**Given passage**

────────────────────

I feel good when I’m productive.

Earlier today I was reading an interpretation of my astrological chart.  I’m not sure what my feelings on astrology are.  I have a cousin who is an astrologer, I believe he’s done it professionally for a long time and writes for a few newspapers.  I took an interest in it many years ago and he sent me some things to learn from, and then I read some here and there teaching myself a bit more.  I find it interesting, but like anything I relate to spiritually, I’m always skeptical.  I can believe in something, or in the possibility of something, while at the same time realizing that what I perceive is real in my mind, but not necessarily measurably real in the material world.  As the same time, I love aspects of spirituality as I do perceive them, and astrology is enjoyable to read from time to time.

Anyway, the interpretation I got on my full chart had this section in it.

“The work that you do, and the services that you offer, are very important to your sense of identity. In order to feel good about yourself, you need to be busy with daily activities and to produce work you can be proud of. Focus on finding a suitable and rewarding avenue for expressing this part of you, being extra careful to choose an occupation in which you can express yourself. You are sensitive to criticism about the work you do, and you work best when you can create your own schedule. Positive feedback for the services you render is important to you, but be careful not to over-identify with the appreciation you receive from others, as your work and your health suffers when you feel under-appreciated. Motivation to do a good job should come from within.”

Regardless of the accuracy or lack their of, of the planets and what they say about a person, this happened to be quite accurate to me.  When I came out of my years of alcohol induced haze and inactivity, what I did any given day became very important to me.  Productivity, usually in cleaning and de-cluttering my house, was my measure of success.  Then it was my ability to work.  When I got my first job as a vet tech, I unintentionally based a lot of my self esteem in my ability to handle that job.  I worked fourteen hour days, sometimes longer, with a head vet/owner who was verbally abusive at best some days.  The turn over at that clinic was frightening.  I remember one person who was hired and quit within two days, not because the head vet treated her terribly, she was still in the honeymoon period where our insecure boss was sucking up to her and trying to curry favor.  But the new tech saw how those of us who had been there a while were treated and left, with that as her reason, because she wasn’t willing to tolerate that sort of toxic environment.  I stayed for nearly a year, much longer then I should have.  I was miserable and stressed and almost at my breaking point, and even when I had other job offers at much better clinics with higher pay, I felt guilt for leaving.  Because I had based some of my sense of self in who I was there, in being someone who could stick it out and take the abuse, and in the first career in which I really got that satisfaction of productivity from my workplace.  I left before it fucked me up beyond reasonable repair I think…I’m not sure, it was a close call and it took another six months before I could de-stress to any reasonable degree.

When everyone moved out of my household over the summer and I had the chance to live by myself for a few months, I was the only one to do what had been chores we split between the whole household.  It was a huge boost to my mood each day when I finished all the morning chore list I had made for myself.  I measured my mental health, my self worth, my success, by my productivity.  “In order to feel good about yourself, you need to be busy with daily activities and to produce work you can be proud of.”  That is me to the letter.

────────────────────

**Records provided**
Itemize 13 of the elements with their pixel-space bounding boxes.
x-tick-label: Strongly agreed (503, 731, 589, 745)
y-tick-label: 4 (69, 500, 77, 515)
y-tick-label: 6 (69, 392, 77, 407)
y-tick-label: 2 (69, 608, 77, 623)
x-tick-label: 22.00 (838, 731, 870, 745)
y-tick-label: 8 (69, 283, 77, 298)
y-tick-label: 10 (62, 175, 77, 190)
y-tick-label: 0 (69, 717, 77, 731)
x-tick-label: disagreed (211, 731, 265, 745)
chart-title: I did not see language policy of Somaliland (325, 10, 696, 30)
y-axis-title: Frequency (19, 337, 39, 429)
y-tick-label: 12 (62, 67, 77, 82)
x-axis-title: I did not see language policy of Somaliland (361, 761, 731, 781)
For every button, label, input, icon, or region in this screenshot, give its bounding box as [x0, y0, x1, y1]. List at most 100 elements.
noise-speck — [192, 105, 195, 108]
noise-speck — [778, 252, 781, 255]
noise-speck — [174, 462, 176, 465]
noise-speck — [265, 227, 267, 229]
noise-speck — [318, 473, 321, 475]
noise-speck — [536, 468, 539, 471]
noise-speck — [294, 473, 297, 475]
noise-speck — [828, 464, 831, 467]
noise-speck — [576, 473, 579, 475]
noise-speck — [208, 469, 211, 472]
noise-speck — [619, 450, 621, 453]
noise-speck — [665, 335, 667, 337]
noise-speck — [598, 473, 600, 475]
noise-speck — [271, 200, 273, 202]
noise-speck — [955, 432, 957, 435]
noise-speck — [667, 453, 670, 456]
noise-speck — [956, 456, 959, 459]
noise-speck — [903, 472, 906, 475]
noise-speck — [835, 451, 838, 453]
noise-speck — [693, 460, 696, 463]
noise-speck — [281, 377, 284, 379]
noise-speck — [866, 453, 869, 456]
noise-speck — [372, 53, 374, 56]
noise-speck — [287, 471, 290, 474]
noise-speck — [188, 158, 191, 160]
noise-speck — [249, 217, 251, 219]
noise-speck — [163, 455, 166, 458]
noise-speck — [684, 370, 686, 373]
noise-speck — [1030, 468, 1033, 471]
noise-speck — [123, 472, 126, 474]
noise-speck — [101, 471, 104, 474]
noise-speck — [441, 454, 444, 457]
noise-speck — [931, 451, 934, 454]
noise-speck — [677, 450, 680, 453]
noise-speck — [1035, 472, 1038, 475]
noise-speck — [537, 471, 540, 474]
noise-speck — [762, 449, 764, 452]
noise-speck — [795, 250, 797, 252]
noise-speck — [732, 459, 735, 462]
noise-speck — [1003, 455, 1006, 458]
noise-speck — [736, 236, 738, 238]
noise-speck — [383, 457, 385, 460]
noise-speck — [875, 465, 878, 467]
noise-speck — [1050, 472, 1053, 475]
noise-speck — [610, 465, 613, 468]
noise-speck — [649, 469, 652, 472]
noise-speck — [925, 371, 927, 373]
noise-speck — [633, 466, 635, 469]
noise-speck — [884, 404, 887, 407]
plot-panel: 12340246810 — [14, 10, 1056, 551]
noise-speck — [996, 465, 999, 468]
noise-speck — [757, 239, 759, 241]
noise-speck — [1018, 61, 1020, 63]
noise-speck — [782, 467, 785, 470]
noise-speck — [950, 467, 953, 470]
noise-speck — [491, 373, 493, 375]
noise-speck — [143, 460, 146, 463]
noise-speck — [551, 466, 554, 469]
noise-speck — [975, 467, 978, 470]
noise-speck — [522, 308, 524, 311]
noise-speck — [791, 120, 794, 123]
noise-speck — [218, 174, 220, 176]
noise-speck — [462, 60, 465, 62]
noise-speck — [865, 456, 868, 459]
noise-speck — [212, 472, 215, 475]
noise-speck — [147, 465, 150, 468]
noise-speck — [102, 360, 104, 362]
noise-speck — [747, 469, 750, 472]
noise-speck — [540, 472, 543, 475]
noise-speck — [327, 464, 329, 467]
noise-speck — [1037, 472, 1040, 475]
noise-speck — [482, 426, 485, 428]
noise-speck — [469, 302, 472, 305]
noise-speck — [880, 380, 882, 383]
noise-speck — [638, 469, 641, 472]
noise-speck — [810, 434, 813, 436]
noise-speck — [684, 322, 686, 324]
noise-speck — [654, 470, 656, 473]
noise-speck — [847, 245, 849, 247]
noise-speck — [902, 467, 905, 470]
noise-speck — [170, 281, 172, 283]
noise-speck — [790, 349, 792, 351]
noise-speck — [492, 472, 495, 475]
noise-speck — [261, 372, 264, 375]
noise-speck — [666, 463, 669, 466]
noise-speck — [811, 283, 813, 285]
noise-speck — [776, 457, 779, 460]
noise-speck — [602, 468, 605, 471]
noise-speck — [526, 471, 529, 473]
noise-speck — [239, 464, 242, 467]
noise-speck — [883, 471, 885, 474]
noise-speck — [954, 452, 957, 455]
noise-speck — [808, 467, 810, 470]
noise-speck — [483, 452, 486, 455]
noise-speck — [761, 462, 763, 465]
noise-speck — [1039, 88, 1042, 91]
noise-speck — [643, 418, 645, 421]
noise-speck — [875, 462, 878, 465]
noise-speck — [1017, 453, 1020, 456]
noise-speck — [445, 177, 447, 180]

────────────────────

**Work instruction**
Sum up the post about astrology and productivity in two sentences.

**Solution to this task**
The writer is skeptical of astrology but found one section of a chart reading quite accurate: it said that feeling good requires staying busy and producing work to be proud of. After years of alcohol-induced inactivity, the writer measured self-worth by productivity, stayed nearly a year in an abusive job as a vet tech partly for that reason, and later, living alone, got a big daily mood boost from finishing the morning chores.